# [Exercise]
Every line containing the word "Bust" needs to be found and copied.

[Data extracted from a collection]
= = = = =

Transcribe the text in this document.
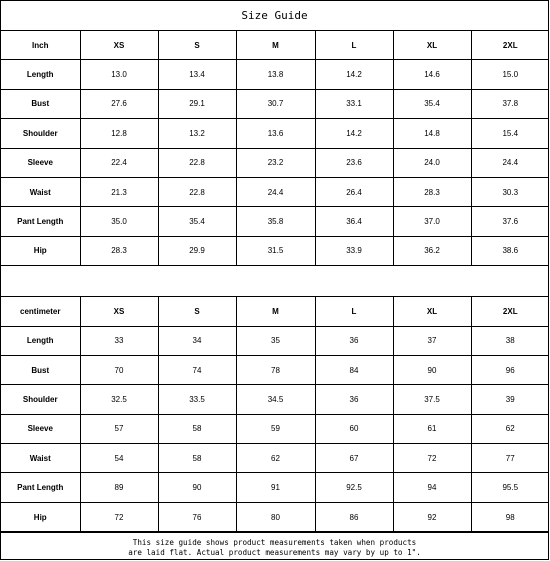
Size Guide
Inch	XS	S	M	L	XL	2XL
Length	13.0	13.4	13.8	14.2	14.6	15.0
Bust	27.6	29.1	30.7	33.1	35.4	37.8
Shoulder	12.8	13.2	13.6	14.2	14.8	15.4
Sleeve	22.4	22.8	23.2	23.6	24.0	24.4
Waist	21.3	22.8	24.4	26.4	28.3	30.3
Pant Length	35.0	35.4	35.8	36.4	37.0	37.6
Hip	28.3	29.9	31.5	33.9	36.2	38.6
centimeter	XS	S	M	L	XL	2XL
Length	33	34	35	36	37	38
Bust	70	74	78	84	90	96
Shoulder	32.5	33.5	34.5	36	37.5	39
Sleeve	57	58	59	60	61	62
Waist	54	58	62	67	72	77
Pant Length	89	90	91	92.5	94	95.5
Hip	72	76	80	86	92	98
This size guide shows product measurements taken when products
are laid flat. Actual product measurements may vary by up to 1".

= = = = =

# [Written response]
Bust	27.6	29.1	30.7	33.1	35.4	37.8
Bust	70	74	78	84	90	96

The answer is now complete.